### Goal
Write out each line that follows exactly as it stands, without the pictures.

### The records
»»

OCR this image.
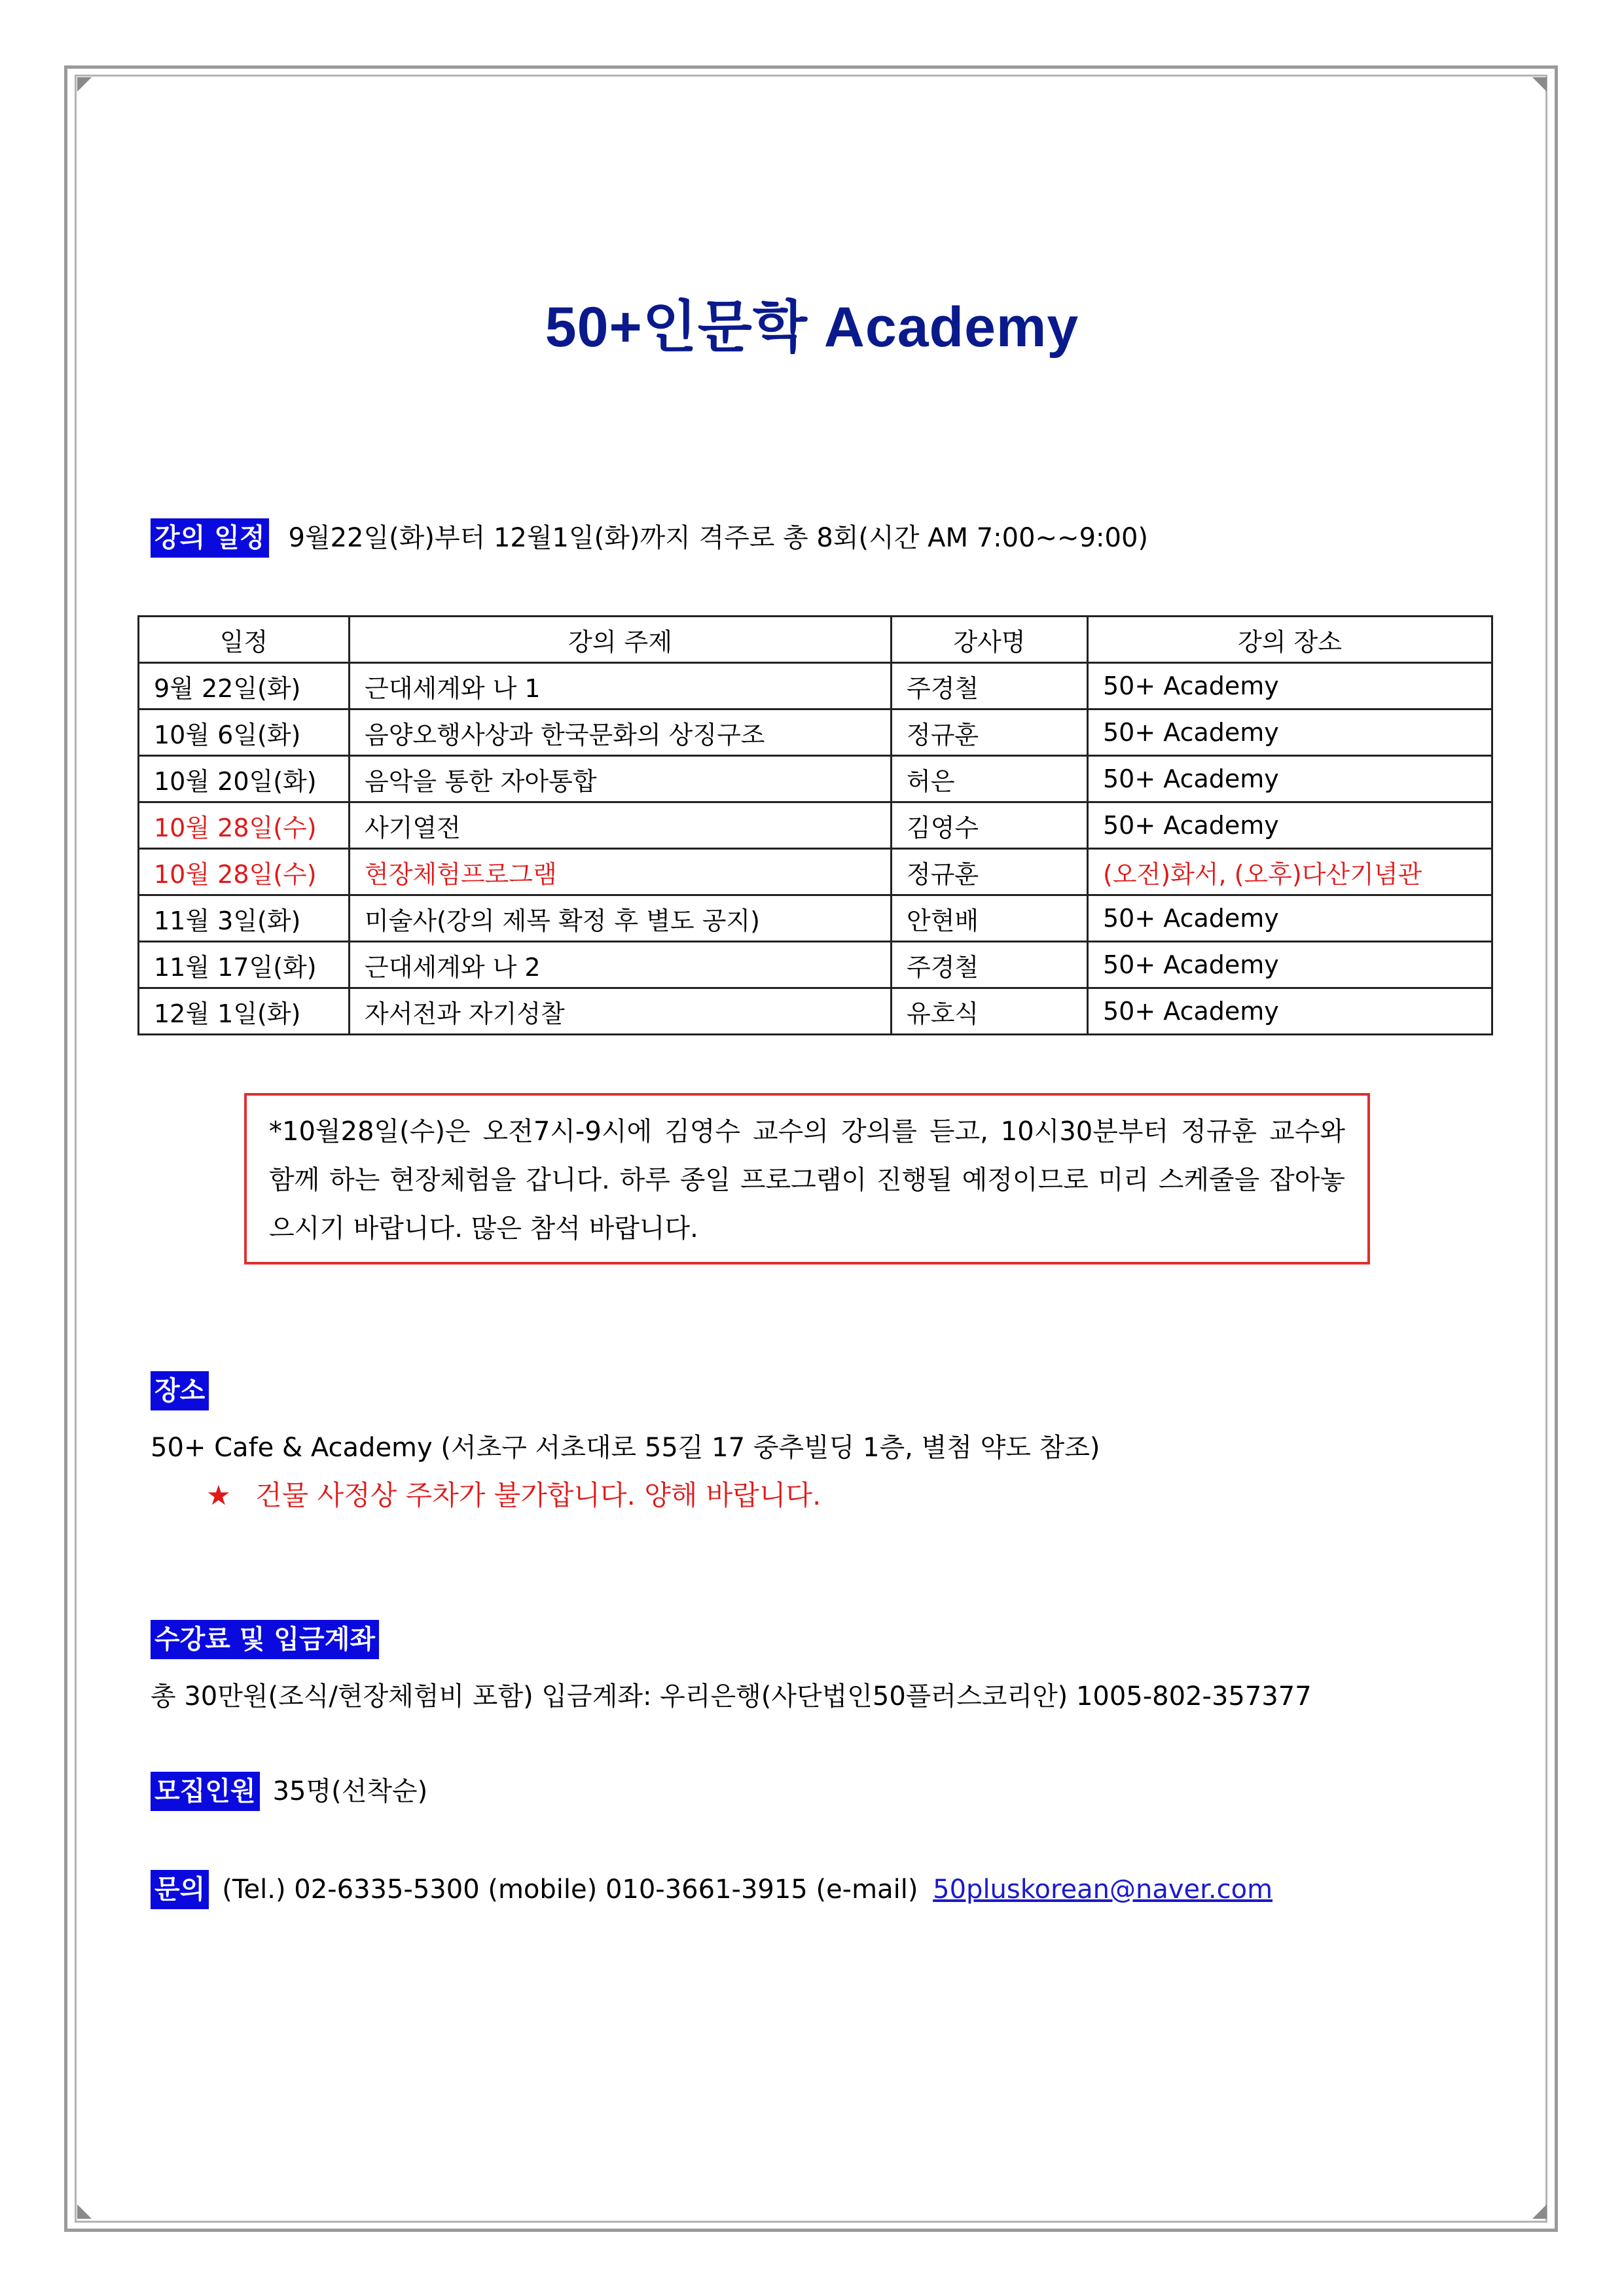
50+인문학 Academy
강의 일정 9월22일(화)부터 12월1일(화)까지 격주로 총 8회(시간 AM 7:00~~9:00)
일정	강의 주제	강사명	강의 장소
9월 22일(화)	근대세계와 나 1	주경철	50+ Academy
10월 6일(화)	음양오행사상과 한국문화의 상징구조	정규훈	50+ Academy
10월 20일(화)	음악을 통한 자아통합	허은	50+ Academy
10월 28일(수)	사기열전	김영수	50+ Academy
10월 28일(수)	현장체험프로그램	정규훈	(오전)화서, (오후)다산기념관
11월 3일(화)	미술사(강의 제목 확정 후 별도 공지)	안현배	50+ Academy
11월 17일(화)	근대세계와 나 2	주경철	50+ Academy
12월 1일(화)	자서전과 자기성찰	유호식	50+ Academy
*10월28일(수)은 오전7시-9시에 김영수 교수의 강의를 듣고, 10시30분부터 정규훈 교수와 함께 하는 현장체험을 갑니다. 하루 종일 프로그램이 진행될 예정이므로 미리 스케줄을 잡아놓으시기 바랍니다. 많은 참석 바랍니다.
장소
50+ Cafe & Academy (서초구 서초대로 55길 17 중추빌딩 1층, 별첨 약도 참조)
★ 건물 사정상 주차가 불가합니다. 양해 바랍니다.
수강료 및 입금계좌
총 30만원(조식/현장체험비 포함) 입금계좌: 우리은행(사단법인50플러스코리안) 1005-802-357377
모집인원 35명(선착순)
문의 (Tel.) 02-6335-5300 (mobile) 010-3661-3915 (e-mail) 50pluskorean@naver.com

««

### Response to the exercise
OCR this image.
50+인문학 Academy
강의 일정 9월22일(화)부터 12월1일(화)까지 격주로 총 8회(시간 AM 7:00~~9:00)
일정	강의 주제	강사명	강의 장소
9월 22일(화)	근대세계와 나 1	주경철	50+ Academy
10월 6일(화)	음양오행사상과 한국문화의 상징구조	정규훈	50+ Academy
10월 20일(화)	음악을 통한 자아통합	허은	50+ Academy
10월 28일(수)	사기열전	김영수	50+ Academy
10월 28일(수)	현장체험프로그램	정규훈	(오전)화서, (오후)다산기념관
11월 3일(화)	미술사(강의 제목 확정 후 별도 공지)	안현배	50+ Academy
11월 17일(화)	근대세계와 나 2	주경철	50+ Academy
12월 1일(화)	자서전과 자기성찰	유호식	50+ Academy
*10월28일(수)은 오전7시-9시에 김영수 교수의 강의를 듣고, 10시30분부터 정규훈 교수와 함께 하는 현장체험을 갑니다. 하루 종일 프로그램이 진행될 예정이므로 미리 스케줄을 잡아놓으시기 바랍니다. 많은 참석 바랍니다.
장소
50+ Cafe & Academy (서초구 서초대로 55길 17 중추빌딩 1층, 별첨 약도 참조)
★ 건물 사정상 주차가 불가합니다. 양해 바랍니다.
수강료 및 입금계좌
총 30만원(조식/현장체험비 포함) 입금계좌: 우리은행(사단법인50플러스코리안) 1005-802-357377
모집인원 35명(선착순)
문의 (Tel.) 02-6335-5300 (mobile) 010-3661-3915 (e-mail) 50pluskorean@naver.com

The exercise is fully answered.